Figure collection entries
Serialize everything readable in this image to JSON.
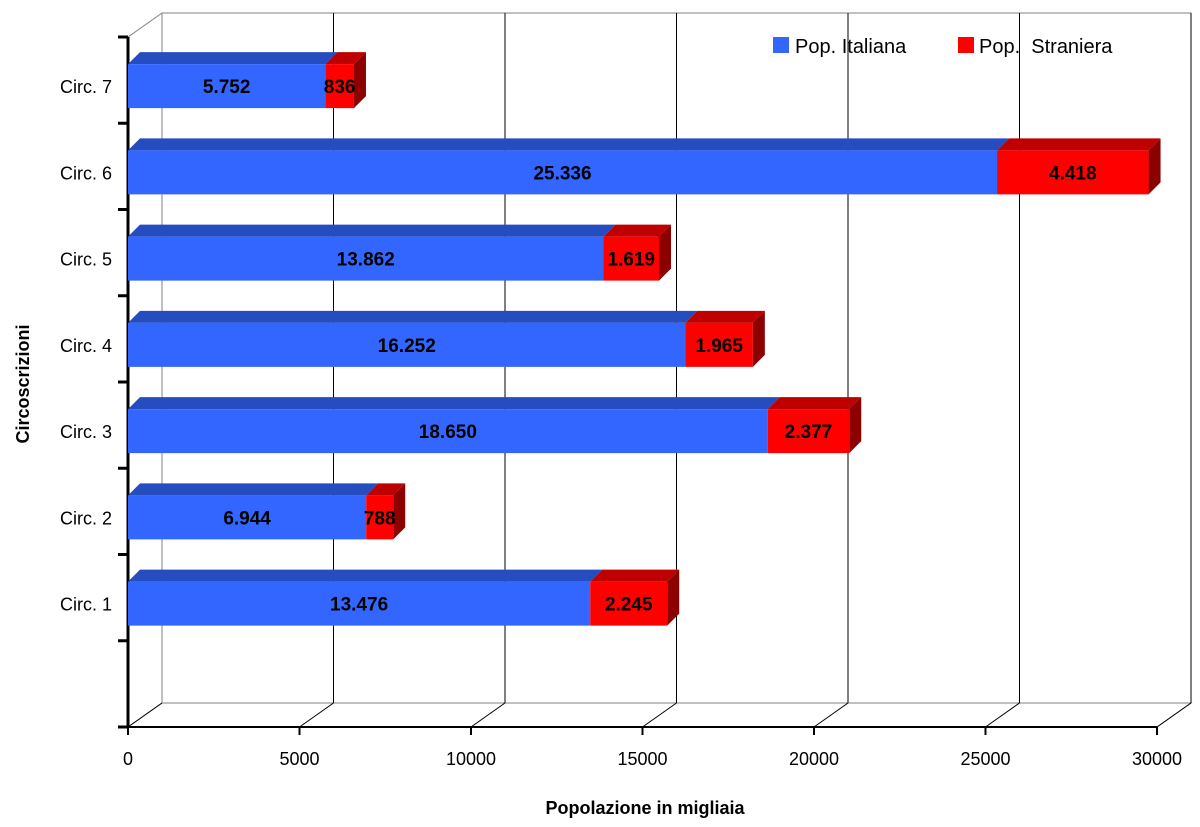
{
  "chart_data": {
    "type": "bar",
    "orientation": "horizontal",
    "stacked": true,
    "three_d": true,
    "categories": [
      "Circ. 1",
      "Circ. 2",
      "Circ. 3",
      "Circ. 4",
      "Circ. 5",
      "Circ. 6",
      "Circ. 7"
    ],
    "series": [
      {
        "name": "Pop. Italiana",
        "color": "#3366FF",
        "values": [
          13476,
          6944,
          18650,
          16252,
          13862,
          25336,
          5752
        ],
        "labels": [
          "13.476",
          "6.944",
          "18.650",
          "16.252",
          "13.862",
          "25.336",
          "5.752"
        ]
      },
      {
        "name": "Pop.  Straniera",
        "color": "#FF0000",
        "values": [
          2245,
          788,
          2377,
          1965,
          1619,
          4418,
          836
        ],
        "labels": [
          "2.245",
          "788",
          "2.377",
          "1.965",
          "1.619",
          "4.418",
          "836"
        ]
      }
    ],
    "xlabel": "Popolazione in migliaia",
    "ylabel": "Circoscrizioni",
    "xlim": [
      0,
      30000
    ],
    "xticks": [
      0,
      5000,
      10000,
      15000,
      20000,
      25000,
      30000
    ],
    "xtick_labels": [
      "0",
      "5000",
      "10000",
      "15000",
      "20000",
      "25000",
      "30000"
    ],
    "grid": true,
    "legend_position": "top-right"
  }
}
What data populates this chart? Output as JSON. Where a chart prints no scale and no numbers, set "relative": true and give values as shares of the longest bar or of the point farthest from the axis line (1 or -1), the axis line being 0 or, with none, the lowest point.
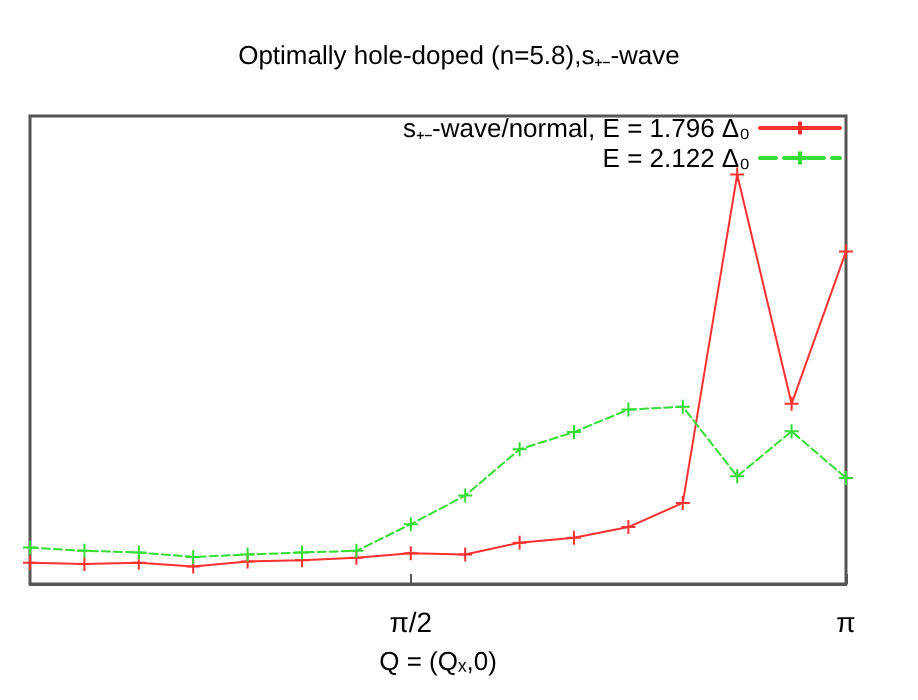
{
  "chart_data": {
    "type": "line",
    "title": "Optimally hole-doped (n=5.8),s₊₋-wave",
    "xlabel": "Q = (Qₓ,0)",
    "relative": true,
    "x": [
      0.1963,
      0.3927,
      0.589,
      0.7854,
      0.9817,
      1.1781,
      1.3744,
      1.5708,
      1.7671,
      1.9635,
      2.1598,
      2.3562,
      2.5525,
      2.7489,
      2.9452,
      3.1416
    ],
    "xlim": [
      0.1963,
      3.1416
    ],
    "xticks": [
      {
        "value": 1.5708,
        "label": "π/2"
      },
      {
        "value": 3.1416,
        "label": "π"
      }
    ],
    "series": [
      {
        "name": "s₊₋-wave/normal, E = 1.796 Δ₀",
        "color": "#ff3030",
        "marker": "cross",
        "line_style": "solid",
        "values": [
          0.052,
          0.049,
          0.052,
          0.043,
          0.055,
          0.058,
          0.064,
          0.075,
          0.072,
          0.101,
          0.113,
          0.139,
          0.198,
          1,
          0.44,
          0.812
        ]
      },
      {
        "name": "E = 2.122 Δ₀",
        "color": "#33dd33",
        "marker": "cross",
        "line_style": "dashed",
        "values": [
          0.089,
          0.081,
          0.077,
          0.066,
          0.072,
          0.077,
          0.081,
          0.146,
          0.216,
          0.329,
          0.371,
          0.426,
          0.433,
          0.263,
          0.373,
          0.259
        ]
      }
    ],
    "legend": "top right",
    "grid": false
  }
}
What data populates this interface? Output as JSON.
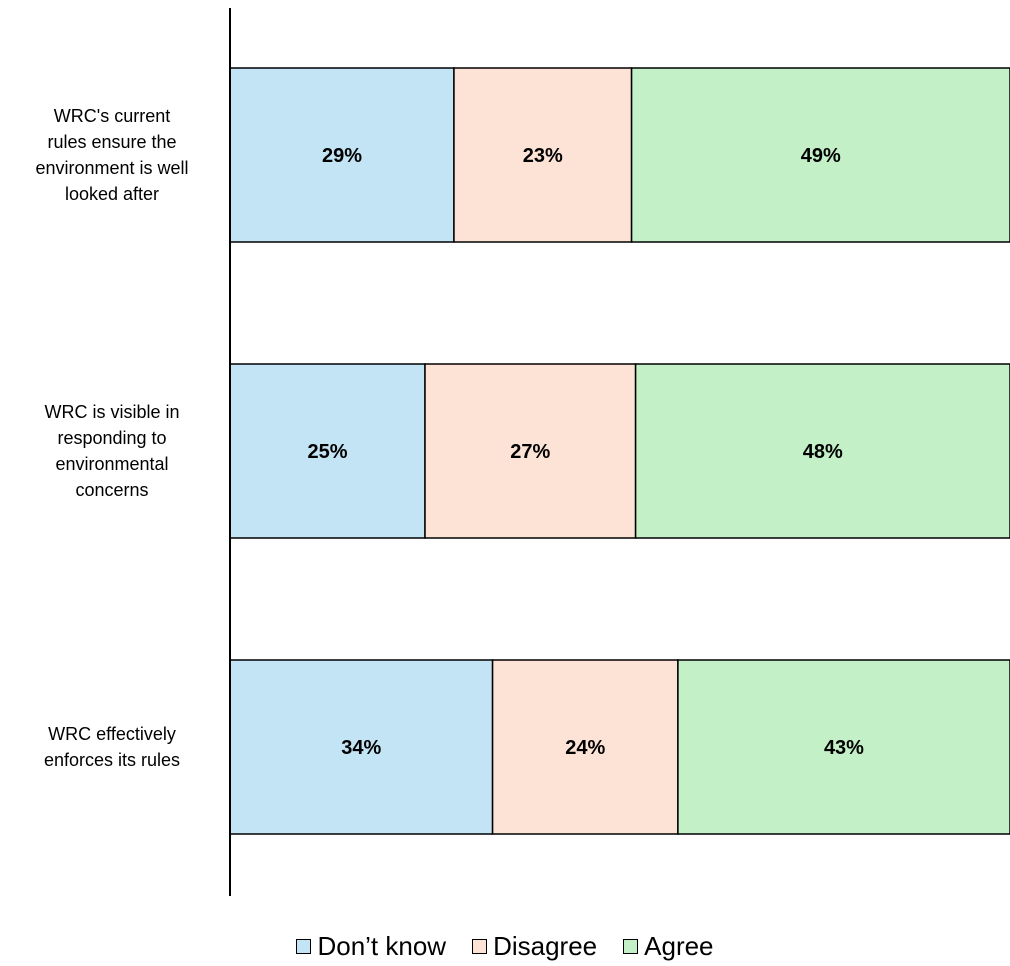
{
  "chart_data": {
    "type": "bar",
    "orientation": "horizontal",
    "stacked": true,
    "categories": [
      [
        "WRC's current",
        "rules ensure the",
        "environment is well",
        "looked  after"
      ],
      [
        "WRC is visible in",
        "responding to",
        "environmental",
        "concerns"
      ],
      [
        "WRC effectively",
        "enforces its rules"
      ]
    ],
    "series": [
      {
        "name": "Don’t know",
        "color": "#c3e4f5",
        "values": [
          29,
          25,
          34
        ],
        "labels": [
          "29%",
          "25%",
          "34%"
        ]
      },
      {
        "name": "Disagree",
        "color": "#fce3d6",
        "values": [
          23,
          27,
          24
        ],
        "labels": [
          "23%",
          "27%",
          "24%"
        ]
      },
      {
        "name": "Agree",
        "color": "#c3f0c6",
        "values": [
          49,
          48,
          43
        ],
        "labels": [
          "49%",
          "48%",
          "43%"
        ]
      }
    ],
    "legend_position": "bottom",
    "grid": false
  }
}
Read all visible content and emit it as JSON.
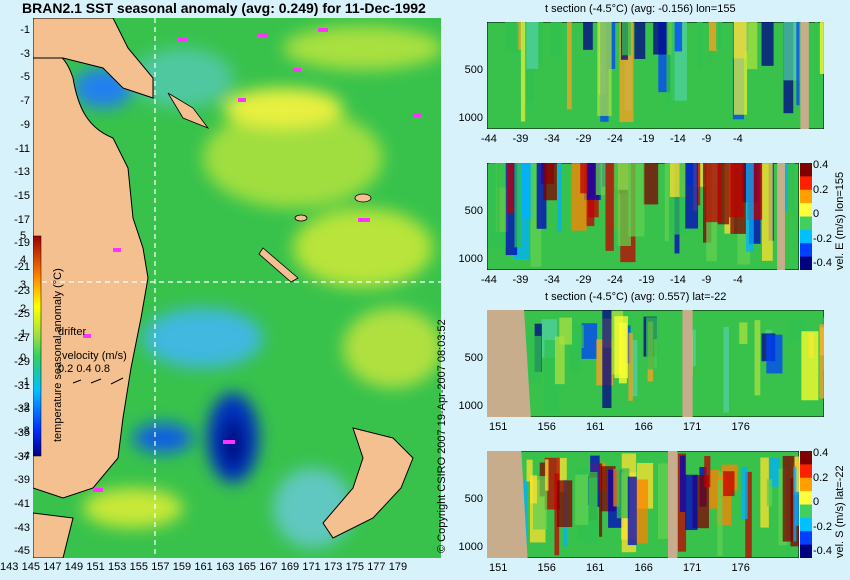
{
  "map": {
    "title": "BRAN2.1 SST seasonal anomaly (avg: 0.249) for 11-Dec-1992",
    "lat_ticks": [
      "-1",
      "-3",
      "-5",
      "-7",
      "-9",
      "-11",
      "-13",
      "-15",
      "-17",
      "-19",
      "-21",
      "-23",
      "-25",
      "-27",
      "-29",
      "-31",
      "-33",
      "-35",
      "-37",
      "-39",
      "-41",
      "-43",
      "-45"
    ],
    "lon_ticks": [
      "143",
      "145",
      "147",
      "149",
      "151",
      "153",
      "155",
      "157",
      "159",
      "161",
      "163",
      "165",
      "167",
      "169",
      "171",
      "173",
      "175",
      "177",
      "179"
    ],
    "colorbar_ticks": [
      "5",
      "4",
      "3",
      "2",
      "1",
      "0",
      "-1",
      "-2",
      "-3",
      "-4"
    ],
    "colorbar_label": "temperature seasonal anomaly (°C)",
    "drifter_label": "drifter",
    "velocity_label": "velocity (m/s)",
    "velocity_values": "0.2 0.4 0.8",
    "colors": {
      "land": "#f5c08f",
      "background_anomaly": "#3cc850",
      "drifter": "#ff33ff"
    }
  },
  "copyright": "© Copyright CSIRO 2007   19-Apr-2007 08:03:52",
  "sections": [
    {
      "title": "t section (-4.5°C) (avg: -0.156) lon=155",
      "x_ticks": [
        "-44",
        "-39",
        "-34",
        "-29",
        "-24",
        "-19",
        "-14",
        "-9",
        "-4"
      ],
      "y_ticks": [
        "500",
        "1000"
      ],
      "side_label": "",
      "cbar_ticks": []
    },
    {
      "title": "",
      "x_ticks": [
        "-44",
        "-39",
        "-34",
        "-29",
        "-24",
        "-19",
        "-14",
        "-9",
        "-4"
      ],
      "y_ticks": [
        "500",
        "1000"
      ],
      "side_label": "vel. E (m/s) lon=155",
      "cbar_ticks": [
        "0.4",
        "0.2",
        "0",
        "-0.2",
        "-0.4"
      ]
    },
    {
      "title": "t section (-4.5°C) (avg: 0.557) lat=-22",
      "x_ticks": [
        "151",
        "156",
        "161",
        "166",
        "171",
        "176"
      ],
      "y_ticks": [
        "500",
        "1000"
      ],
      "side_label": "",
      "cbar_ticks": []
    },
    {
      "title": "",
      "x_ticks": [
        "151",
        "156",
        "161",
        "166",
        "171",
        "176"
      ],
      "y_ticks": [
        "500",
        "1000"
      ],
      "side_label": "vel. S (m/s) lat=-22",
      "cbar_ticks": [
        "0.4",
        "0.2",
        "0",
        "-0.2",
        "-0.4"
      ]
    }
  ],
  "chart_data": [
    {
      "type": "heatmap",
      "title": "BRAN2.1 SST seasonal anomaly (avg: 0.249) for 11-Dec-1992",
      "xlabel": "",
      "ylabel": "",
      "xlim": [
        143,
        180
      ],
      "ylim": [
        -45,
        0
      ],
      "colorbar_label": "temperature seasonal anomaly (°C)",
      "colorbar_range": [
        -4,
        5
      ],
      "average": 0.249
    },
    {
      "type": "heatmap",
      "title": "t section (-4.5°C) (avg: -0.156) lon=155",
      "x": [
        -44,
        -39,
        -34,
        -29,
        -24,
        -19,
        -14,
        -9,
        -4
      ],
      "y": [
        500,
        1000
      ],
      "average": -0.156
    },
    {
      "type": "heatmap",
      "title": "",
      "colorbar_label": "vel. E (m/s) lon=155",
      "colorbar_range": [
        -0.4,
        0.4
      ],
      "x": [
        -44,
        -39,
        -34,
        -29,
        -24,
        -19,
        -14,
        -9,
        -4
      ],
      "y": [
        500,
        1000
      ]
    },
    {
      "type": "heatmap",
      "title": "t section (-4.5°C) (avg: 0.557) lat=-22",
      "x": [
        151,
        156,
        161,
        166,
        171,
        176
      ],
      "y": [
        500,
        1000
      ],
      "average": 0.557
    },
    {
      "type": "heatmap",
      "title": "",
      "colorbar_label": "vel. S (m/s) lat=-22",
      "colorbar_range": [
        -0.4,
        0.4
      ],
      "x": [
        151,
        156,
        161,
        166,
        171,
        176
      ],
      "y": [
        500,
        1000
      ]
    }
  ]
}
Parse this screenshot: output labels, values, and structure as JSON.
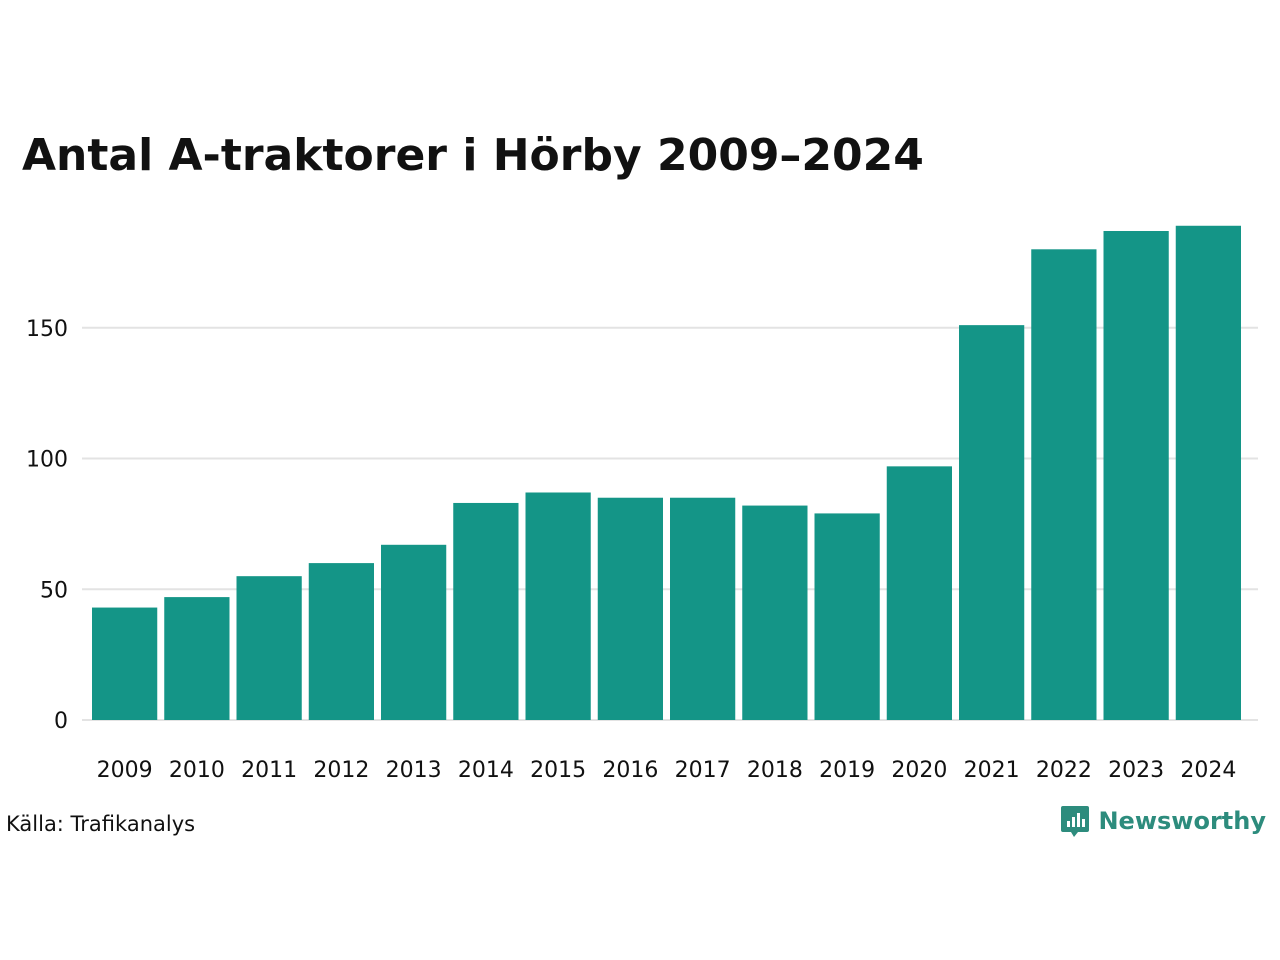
{
  "title": "Antal A-traktorer i Hörby 2009–2024",
  "source": "Källa: Trafikanalys",
  "brand": {
    "name": "Newsworthy",
    "icon": "bar-chart-speech-bubble-icon"
  },
  "colors": {
    "bar": "#149587",
    "grid": "#e3e3e3",
    "text": "#111111",
    "brand": "#2d8c7d"
  },
  "chart_data": {
    "type": "bar",
    "categories": [
      "2009",
      "2010",
      "2011",
      "2012",
      "2013",
      "2014",
      "2015",
      "2016",
      "2017",
      "2018",
      "2019",
      "2020",
      "2021",
      "2022",
      "2023",
      "2024"
    ],
    "values": [
      43,
      47,
      55,
      60,
      67,
      83,
      87,
      85,
      85,
      82,
      79,
      97,
      151,
      180,
      187,
      189
    ],
    "yticks": [
      0,
      50,
      100,
      150
    ],
    "ylim": [
      0,
      200
    ],
    "grid": true,
    "xlabel": "",
    "ylabel": ""
  }
}
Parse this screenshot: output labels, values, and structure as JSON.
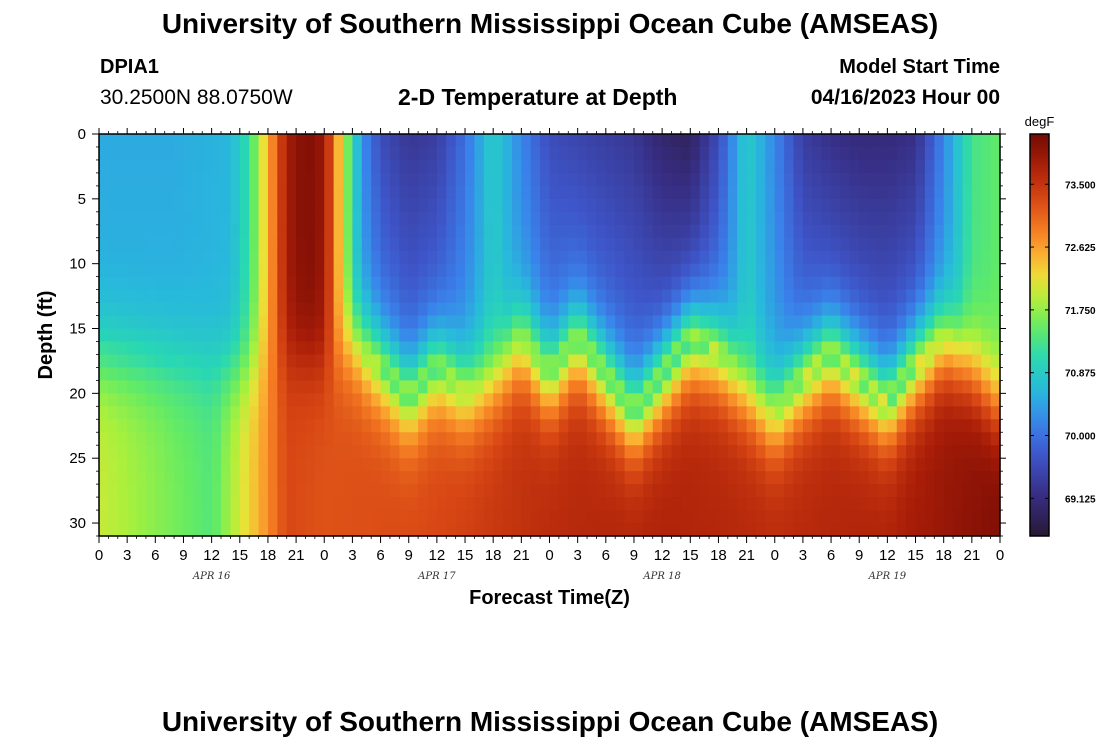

:: To do ::
Count every line in the data where the string "populates" occurs. Give nothing except the number.

:: Response to the exercise ::
2